— Start DATA RECORDS —
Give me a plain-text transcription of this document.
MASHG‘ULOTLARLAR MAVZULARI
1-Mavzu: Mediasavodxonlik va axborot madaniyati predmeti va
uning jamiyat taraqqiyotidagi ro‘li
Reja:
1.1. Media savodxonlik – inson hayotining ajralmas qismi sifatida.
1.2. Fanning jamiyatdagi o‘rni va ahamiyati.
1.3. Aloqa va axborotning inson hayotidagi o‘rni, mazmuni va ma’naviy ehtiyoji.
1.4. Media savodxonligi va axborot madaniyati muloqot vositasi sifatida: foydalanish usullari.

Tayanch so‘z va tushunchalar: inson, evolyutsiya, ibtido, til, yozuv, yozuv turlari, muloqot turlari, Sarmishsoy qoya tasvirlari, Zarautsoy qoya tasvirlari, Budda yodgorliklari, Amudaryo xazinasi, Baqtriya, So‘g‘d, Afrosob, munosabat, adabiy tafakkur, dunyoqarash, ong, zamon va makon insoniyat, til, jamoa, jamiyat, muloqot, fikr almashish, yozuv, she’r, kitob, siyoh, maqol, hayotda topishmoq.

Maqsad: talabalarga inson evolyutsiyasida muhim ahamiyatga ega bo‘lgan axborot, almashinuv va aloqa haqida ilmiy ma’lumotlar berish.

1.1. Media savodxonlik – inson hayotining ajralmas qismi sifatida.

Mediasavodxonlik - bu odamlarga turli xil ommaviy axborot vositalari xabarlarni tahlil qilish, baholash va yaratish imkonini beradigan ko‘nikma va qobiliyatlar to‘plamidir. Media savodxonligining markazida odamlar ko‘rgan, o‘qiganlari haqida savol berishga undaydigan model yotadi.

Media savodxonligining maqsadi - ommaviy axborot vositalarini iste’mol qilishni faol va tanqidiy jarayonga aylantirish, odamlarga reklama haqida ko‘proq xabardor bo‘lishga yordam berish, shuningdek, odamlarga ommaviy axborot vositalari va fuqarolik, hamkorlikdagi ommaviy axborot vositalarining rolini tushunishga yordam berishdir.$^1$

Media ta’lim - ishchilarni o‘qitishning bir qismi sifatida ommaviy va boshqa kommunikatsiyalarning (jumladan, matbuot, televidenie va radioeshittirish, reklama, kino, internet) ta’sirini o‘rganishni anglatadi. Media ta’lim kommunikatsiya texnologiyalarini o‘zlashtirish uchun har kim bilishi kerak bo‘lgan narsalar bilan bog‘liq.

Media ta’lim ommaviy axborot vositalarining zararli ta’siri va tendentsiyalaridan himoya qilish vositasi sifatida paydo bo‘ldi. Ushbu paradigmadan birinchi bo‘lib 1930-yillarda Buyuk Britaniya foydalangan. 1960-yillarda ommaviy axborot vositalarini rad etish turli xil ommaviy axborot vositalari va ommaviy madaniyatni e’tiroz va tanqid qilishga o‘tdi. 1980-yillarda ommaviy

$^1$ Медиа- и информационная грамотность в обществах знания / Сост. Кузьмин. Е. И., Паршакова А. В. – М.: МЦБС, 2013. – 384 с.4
— End DATA RECORDS —
• **TASK STATEMENT**: Copy every line in the entries above that has the string "Mediasavodxonlik" in it.

• **CORRECT OUTPUT**:
1-Mavzu: Mediasavodxonlik va axborot madaniyati predmeti va
Mediasavodxonlik - bu odamlarga turli xil ommaviy axborot vositalari xabarlarni tahlil qilish, baholash va yaratish imkonini beradigan ko‘nikma va qobiliyatlar to‘plamidir. Media savodxonligining markazida odamlar ko‘rgan, o‘qiganlari haqida savol berishga undaydigan model yotadi.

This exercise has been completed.